Il giornalista russo Vladimir Soloviev l’ha già ribattezzata la “battaglia delle bionde”. Sì, perché dopo Ksenia Sobchak, ora a voler sfidare il presidente russo Valdimir Putin alle elezioni presidenziali di marzo 2018 c’è un’altra donna con i capelli chiari e gli occhi celesti: la cantante, giornalista e conduttrice radiofonica, Ekaterina Gordon.

Domenica scorsa Katya, come la chiamano i suoi follower, ha annunciato attraverso un video pubblicato su Youtube, di voler correre per diventare la prossima inquilina del Cremlino. “Sono seria”, ha confermato la trentasettenne conduttrice radiofonica, intervistata lunedì dal quotidiano Komsomolskaja Pravda. Ekaterina è anche un avvocato e da cinque anni, con lo studio legale che ha fondato, si occupa dei diritti delle donne e dei bambini in Russia. Ed è proprio per difendere “i diritti delle mamme single” che è pronta a scendere in campo alle prossime elezioni.

“Di loro non importa niente a nessuno nel nostro Paese”, è convinta la Gordon. “So come le donne tirano sù i figli, mentre gli uomini fuggono dalle proprie responsabilità”, afferma nel video, lei che è mamma di due bambini, Danja, di cinque anni, e Serafim, nato lo scorso febbraio. Classe 1980, ha all’attivo tre lauree e due matrimoni. Il primo con il presentatore Alexander Gordon e il secondo, nel luglio del 2011, con l’avvocato Sergej Zhorin. Anche la seconda unione, però, è naufragata dopo che la Gordon ha denunciato di essere stata picchiata dal marito. Lo scorso febbraio è nato il secondo figlio della donna, avuto da un uomo d’affari russo di cui però non si conosce il nome. I due sarebbero in buoni rapporti, scrive la Komsomolskaja Pravda, ma attualmente Katya si starebbe “frequentando con un’altra persona”.

DATI DA ANALIZZARE:
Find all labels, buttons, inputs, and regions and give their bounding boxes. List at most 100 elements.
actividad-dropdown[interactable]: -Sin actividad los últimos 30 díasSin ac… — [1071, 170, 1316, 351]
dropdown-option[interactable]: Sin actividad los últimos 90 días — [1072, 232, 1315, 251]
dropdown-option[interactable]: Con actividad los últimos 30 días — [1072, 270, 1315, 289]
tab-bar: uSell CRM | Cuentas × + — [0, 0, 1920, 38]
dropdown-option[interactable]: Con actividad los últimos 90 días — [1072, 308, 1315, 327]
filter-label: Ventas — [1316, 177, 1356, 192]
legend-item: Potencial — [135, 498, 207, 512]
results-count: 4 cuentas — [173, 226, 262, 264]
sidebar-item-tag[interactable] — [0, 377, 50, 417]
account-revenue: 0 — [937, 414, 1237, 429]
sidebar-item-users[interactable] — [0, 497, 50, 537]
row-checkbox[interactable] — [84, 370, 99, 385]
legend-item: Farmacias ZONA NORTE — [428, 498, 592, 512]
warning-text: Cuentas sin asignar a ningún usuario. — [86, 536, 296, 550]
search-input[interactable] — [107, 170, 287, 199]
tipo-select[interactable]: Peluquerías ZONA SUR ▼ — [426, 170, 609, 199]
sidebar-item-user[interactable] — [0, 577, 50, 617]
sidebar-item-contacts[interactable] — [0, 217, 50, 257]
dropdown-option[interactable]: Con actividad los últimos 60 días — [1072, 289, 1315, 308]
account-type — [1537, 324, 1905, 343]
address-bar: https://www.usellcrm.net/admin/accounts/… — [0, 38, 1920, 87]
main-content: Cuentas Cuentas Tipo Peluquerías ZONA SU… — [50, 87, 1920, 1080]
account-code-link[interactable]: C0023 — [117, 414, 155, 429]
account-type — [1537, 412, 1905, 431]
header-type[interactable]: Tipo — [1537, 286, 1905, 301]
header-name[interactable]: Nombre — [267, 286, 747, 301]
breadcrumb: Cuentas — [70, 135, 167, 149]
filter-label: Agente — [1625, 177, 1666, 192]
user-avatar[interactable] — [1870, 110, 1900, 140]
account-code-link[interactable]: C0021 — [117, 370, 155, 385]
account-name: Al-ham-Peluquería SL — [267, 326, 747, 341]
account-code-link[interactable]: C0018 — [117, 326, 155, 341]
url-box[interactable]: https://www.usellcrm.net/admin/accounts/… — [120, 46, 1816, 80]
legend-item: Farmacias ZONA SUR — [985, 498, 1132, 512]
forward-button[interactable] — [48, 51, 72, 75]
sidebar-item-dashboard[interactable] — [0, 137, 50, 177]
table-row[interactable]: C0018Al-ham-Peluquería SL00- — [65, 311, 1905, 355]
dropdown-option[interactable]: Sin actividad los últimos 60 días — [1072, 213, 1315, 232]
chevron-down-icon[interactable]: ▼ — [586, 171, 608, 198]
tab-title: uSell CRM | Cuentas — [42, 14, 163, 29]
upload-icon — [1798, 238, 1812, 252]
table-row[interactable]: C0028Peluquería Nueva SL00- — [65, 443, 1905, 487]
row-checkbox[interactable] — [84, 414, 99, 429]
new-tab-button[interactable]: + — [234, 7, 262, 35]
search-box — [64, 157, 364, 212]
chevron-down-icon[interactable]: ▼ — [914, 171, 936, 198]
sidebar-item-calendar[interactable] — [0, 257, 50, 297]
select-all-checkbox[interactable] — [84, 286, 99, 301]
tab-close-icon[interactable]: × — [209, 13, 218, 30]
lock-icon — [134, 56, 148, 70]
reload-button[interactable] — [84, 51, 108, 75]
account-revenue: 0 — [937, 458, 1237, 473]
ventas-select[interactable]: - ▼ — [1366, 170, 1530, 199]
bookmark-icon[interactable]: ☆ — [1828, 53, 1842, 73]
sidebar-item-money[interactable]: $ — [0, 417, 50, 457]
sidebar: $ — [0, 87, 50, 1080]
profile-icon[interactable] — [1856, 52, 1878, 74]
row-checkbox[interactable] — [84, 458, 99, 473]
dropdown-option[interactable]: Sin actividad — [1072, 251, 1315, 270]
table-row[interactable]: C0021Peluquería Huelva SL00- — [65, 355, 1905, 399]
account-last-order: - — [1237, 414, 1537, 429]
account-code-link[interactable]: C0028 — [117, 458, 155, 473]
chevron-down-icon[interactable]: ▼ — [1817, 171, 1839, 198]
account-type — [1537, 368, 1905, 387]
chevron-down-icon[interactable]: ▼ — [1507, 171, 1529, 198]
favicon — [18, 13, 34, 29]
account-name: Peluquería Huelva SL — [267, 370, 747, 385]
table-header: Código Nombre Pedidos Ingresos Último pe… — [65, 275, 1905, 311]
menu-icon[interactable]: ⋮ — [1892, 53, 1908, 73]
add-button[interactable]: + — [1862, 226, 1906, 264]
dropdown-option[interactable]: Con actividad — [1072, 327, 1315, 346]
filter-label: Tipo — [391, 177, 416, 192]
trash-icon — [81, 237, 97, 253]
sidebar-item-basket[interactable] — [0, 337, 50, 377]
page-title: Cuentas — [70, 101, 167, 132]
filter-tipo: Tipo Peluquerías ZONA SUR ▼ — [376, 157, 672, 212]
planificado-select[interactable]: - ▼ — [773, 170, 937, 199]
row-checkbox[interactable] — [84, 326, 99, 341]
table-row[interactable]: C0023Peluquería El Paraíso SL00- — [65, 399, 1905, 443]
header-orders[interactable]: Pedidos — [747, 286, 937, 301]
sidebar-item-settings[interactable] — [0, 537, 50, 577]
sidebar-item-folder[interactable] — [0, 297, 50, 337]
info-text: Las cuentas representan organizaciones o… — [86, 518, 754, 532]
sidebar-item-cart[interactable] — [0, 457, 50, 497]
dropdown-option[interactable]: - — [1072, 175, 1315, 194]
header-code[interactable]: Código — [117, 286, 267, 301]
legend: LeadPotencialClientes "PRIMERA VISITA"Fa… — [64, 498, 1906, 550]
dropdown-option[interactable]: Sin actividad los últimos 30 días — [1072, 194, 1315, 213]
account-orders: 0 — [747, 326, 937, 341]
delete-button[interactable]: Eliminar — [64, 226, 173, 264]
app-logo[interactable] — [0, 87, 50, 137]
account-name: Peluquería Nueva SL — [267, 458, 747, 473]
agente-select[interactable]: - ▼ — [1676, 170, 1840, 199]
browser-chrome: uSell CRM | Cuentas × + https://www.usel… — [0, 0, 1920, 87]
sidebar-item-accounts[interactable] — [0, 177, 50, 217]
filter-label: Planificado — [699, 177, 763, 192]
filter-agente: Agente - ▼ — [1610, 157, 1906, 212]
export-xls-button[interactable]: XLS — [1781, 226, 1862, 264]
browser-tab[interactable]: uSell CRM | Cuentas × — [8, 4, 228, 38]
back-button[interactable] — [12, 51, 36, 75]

LE TUE ISTRUZIONI: Ricopia fedelmente il brano dell'articolo su Ekaterina Gordon, a partire da "Il giornalista russo" e proseguendo fino a "radiofonica, Ekaterina Gordon.".

RISPOSTA SCRITTA:
Il giornalista russo Vladimir Soloviev l’ha già ribattezzata la “battaglia delle bionde”. Sì, perché dopo Ksenia Sobchak, ora a voler sfidare il presidente russo Valdimir Putin alle elezioni presidenziali di marzo 2018 c’è un’altra donna con i capelli chiari e gli occhi celesti: la cantante, giornalista e conduttrice radiofonica, Ekaterina Gordon.